● Problem requirements
From the entries below, copy every line where the string "Convert" appears.

● Data
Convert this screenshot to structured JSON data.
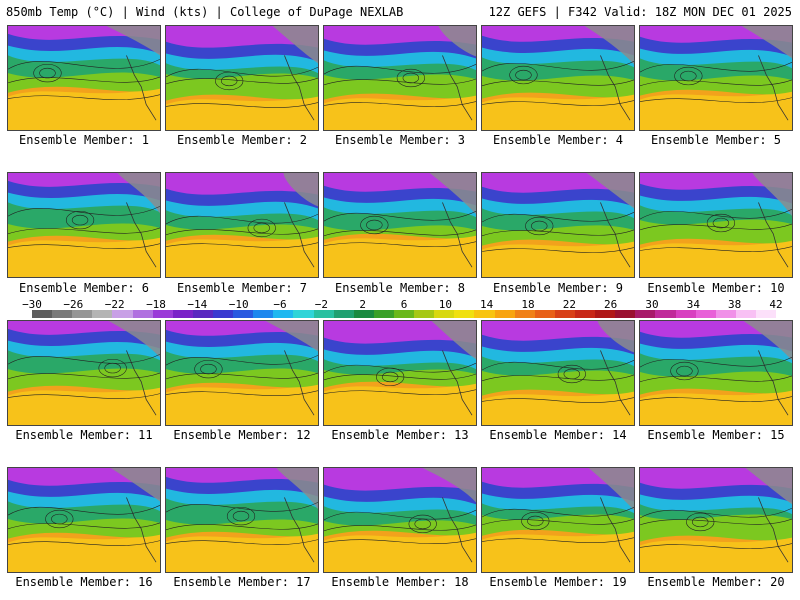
{
  "header": {
    "left": "850mb Temp (°C) | Wind (kts) | College of DuPage NEXLAB",
    "right": "12Z GEFS | F342 Valid: 18Z MON DEC 01 2025"
  },
  "colorbar": {
    "labels": [
      "−30",
      "−26",
      "−22",
      "−18",
      "−14",
      "−10",
      "−6",
      "−2",
      "2",
      "6",
      "10",
      "14",
      "18",
      "22",
      "26",
      "30",
      "34",
      "38",
      "42"
    ],
    "colors": [
      "#5e5e5e",
      "#7a7a7a",
      "#969696",
      "#b4b4b4",
      "#c8a0e6",
      "#b070e0",
      "#9a3ad8",
      "#7a22c8",
      "#5a28c0",
      "#3a3ad0",
      "#2a5ae0",
      "#1e88ee",
      "#20b8f0",
      "#30d4d8",
      "#28c0a0",
      "#20a070",
      "#1a8a40",
      "#3aa028",
      "#6ab81a",
      "#a6c814",
      "#d8d810",
      "#f0e010",
      "#f8c410",
      "#f8a410",
      "#f08018",
      "#e86018",
      "#d84018",
      "#c82818",
      "#b01818",
      "#9a1030",
      "#a81a6a",
      "#c02a9a",
      "#d840c0",
      "#e860d8",
      "#f090e8",
      "#f8c0f4",
      "#fce0fa"
    ]
  },
  "members": [
    {
      "label": "Ensemble Member: 1"
    },
    {
      "label": "Ensemble Member: 2"
    },
    {
      "label": "Ensemble Member: 3"
    },
    {
      "label": "Ensemble Member: 4"
    },
    {
      "label": "Ensemble Member: 5"
    },
    {
      "label": "Ensemble Member: 6"
    },
    {
      "label": "Ensemble Member: 7"
    },
    {
      "label": "Ensemble Member: 8"
    },
    {
      "label": "Ensemble Member: 9"
    },
    {
      "label": "Ensemble Member: 10"
    },
    {
      "label": "Ensemble Member: 11"
    },
    {
      "label": "Ensemble Member: 12"
    },
    {
      "label": "Ensemble Member: 13"
    },
    {
      "label": "Ensemble Member: 14"
    },
    {
      "label": "Ensemble Member: 15"
    },
    {
      "label": "Ensemble Member: 16"
    },
    {
      "label": "Ensemble Member: 17"
    },
    {
      "label": "Ensemble Member: 18"
    },
    {
      "label": "Ensemble Member: 19"
    },
    {
      "label": "Ensemble Member: 20"
    }
  ]
}
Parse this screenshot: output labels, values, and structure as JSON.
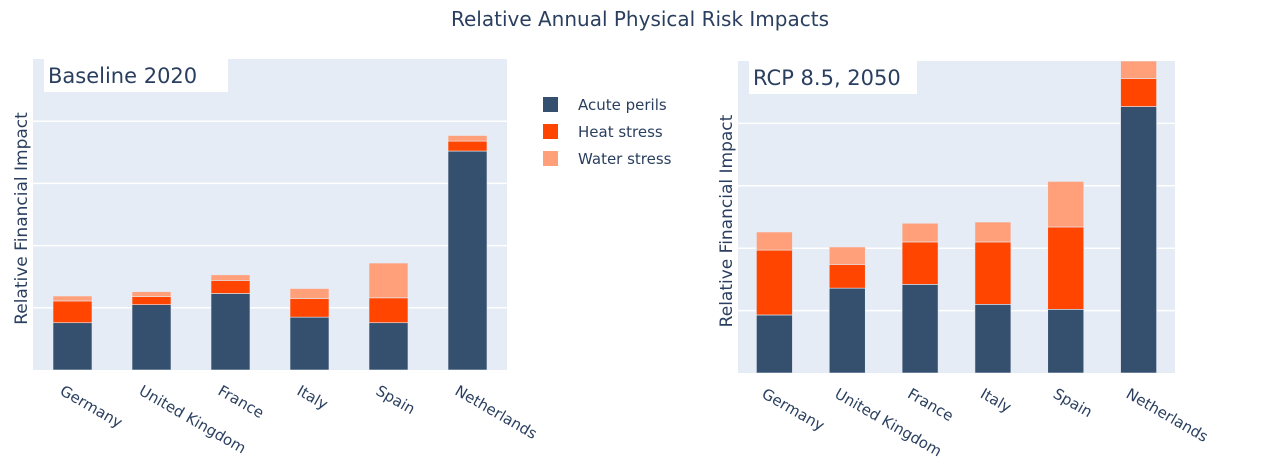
{
  "title": "Relative Annual Physical Risk Impacts",
  "colors": {
    "Acute perils": "#34506e",
    "Heat stress": "#ff4500",
    "Water stress": "#ffa07a",
    "plot_bg": "#e5ecf6"
  },
  "legend": {
    "placement": "center, between panels",
    "items": [
      "Acute perils",
      "Heat stress",
      "Water stress"
    ]
  },
  "chart_data": [
    {
      "type": "bar",
      "stacked": true,
      "title": "Baseline 2020",
      "ylabel": "Relative Financial Impact",
      "xlabel": "",
      "y_tick_labels_shown": false,
      "grid": true,
      "ylim": [
        0,
        5
      ],
      "categories": [
        "Germany",
        "United Kingdom",
        "France",
        "Italy",
        "Spain",
        "Netherlands"
      ],
      "series": [
        {
          "name": "Acute perils",
          "values": [
            0.76,
            1.05,
            1.23,
            0.85,
            0.76,
            3.52
          ]
        },
        {
          "name": "Heat stress",
          "values": [
            0.35,
            0.13,
            0.21,
            0.3,
            0.4,
            0.16
          ]
        },
        {
          "name": "Water stress",
          "values": [
            0.08,
            0.08,
            0.09,
            0.16,
            0.56,
            0.09
          ]
        }
      ]
    },
    {
      "type": "bar",
      "stacked": true,
      "title": "RCP 8.5, 2050",
      "ylabel": "Relative Financial Impact",
      "xlabel": "",
      "y_tick_labels_shown": false,
      "grid": true,
      "ylim": [
        0,
        5
      ],
      "categories": [
        "Germany",
        "United Kingdom",
        "France",
        "Italy",
        "Spain",
        "Netherlands"
      ],
      "series": [
        {
          "name": "Acute perils",
          "values": [
            0.93,
            1.36,
            1.42,
            1.1,
            1.02,
            4.27
          ]
        },
        {
          "name": "Heat stress",
          "values": [
            1.04,
            0.38,
            0.68,
            1.0,
            1.32,
            0.45
          ]
        },
        {
          "name": "Water stress",
          "values": [
            0.29,
            0.28,
            0.3,
            0.32,
            0.73,
            0.28
          ]
        }
      ]
    }
  ]
}
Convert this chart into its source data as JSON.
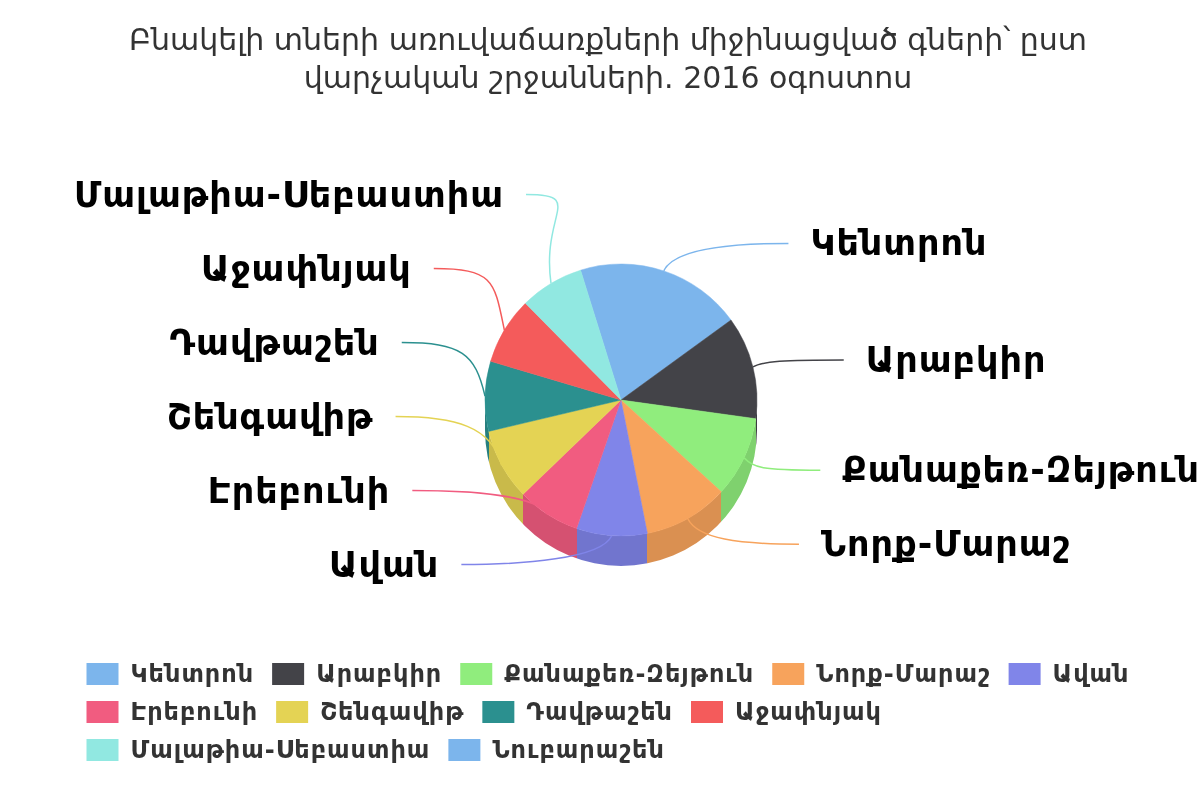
{
  "chart_data": {
    "type": "pie",
    "title": "Բնակելի տների առուվաճառքների միջինացված գների՝ ըստ վարչական շրջանների. 2016 օգոստոս",
    "categories": [
      "Կենտրոն",
      "Արաբկիր",
      "Քանաքեռ-Զեյթուն",
      "Նորք-Մարաշ",
      "Ավան",
      "Էրեբունի",
      "Շենգավիթ",
      "Դավթաշեն",
      "Աջափնյակ",
      "Մալաթիա-Սեբաստիա",
      "Նուբարաշեն"
    ],
    "values": [
      19.8,
      12.2,
      9.6,
      10.1,
      8.4,
      7.5,
      8.5,
      8.3,
      8.0,
      7.6,
      0
    ],
    "colors": [
      "#7cb5ec",
      "#434348",
      "#90ed7d",
      "#f7a35c",
      "#8085e9",
      "#f15c80",
      "#e4d354",
      "#2b908f",
      "#f45b5b",
      "#91e8e1",
      "#7cb5ec"
    ],
    "legend": "bottom"
  }
}
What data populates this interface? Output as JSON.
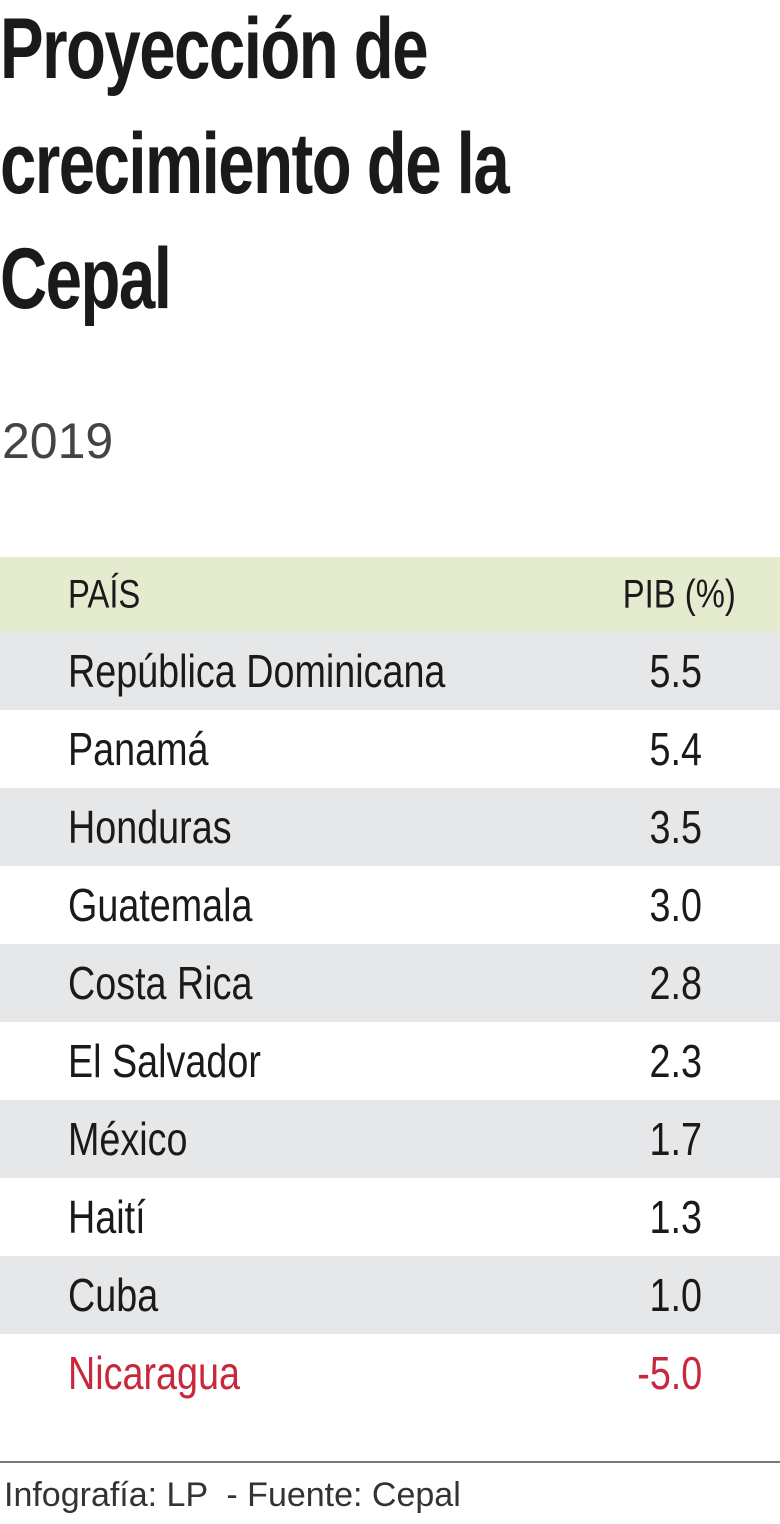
{
  "header": {
    "title": "Proyección de crecimiento de la Cepal",
    "subtitle": "2019"
  },
  "table": {
    "columns": [
      "PAÍS",
      "PIB (%)"
    ],
    "rows": [
      [
        "República Dominicana",
        "5.5"
      ],
      [
        "Panamá",
        "5.4"
      ],
      [
        "Honduras",
        "3.5"
      ],
      [
        "Guatemala",
        "3.0"
      ],
      [
        "Costa Rica",
        "2.8"
      ],
      [
        "El Salvador",
        "2.3"
      ],
      [
        "México",
        "1.7"
      ],
      [
        "Haití",
        "1.3"
      ],
      [
        "Cuba",
        "1.0"
      ],
      [
        "Nicaragua",
        "-5.0"
      ]
    ]
  },
  "footer": {
    "credit": "Infografía: LP  - Fuente: Cepal"
  }
}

● Solved problem
Convert this screenshot to structured JSON data.
Convert this chart into its source data as JSON.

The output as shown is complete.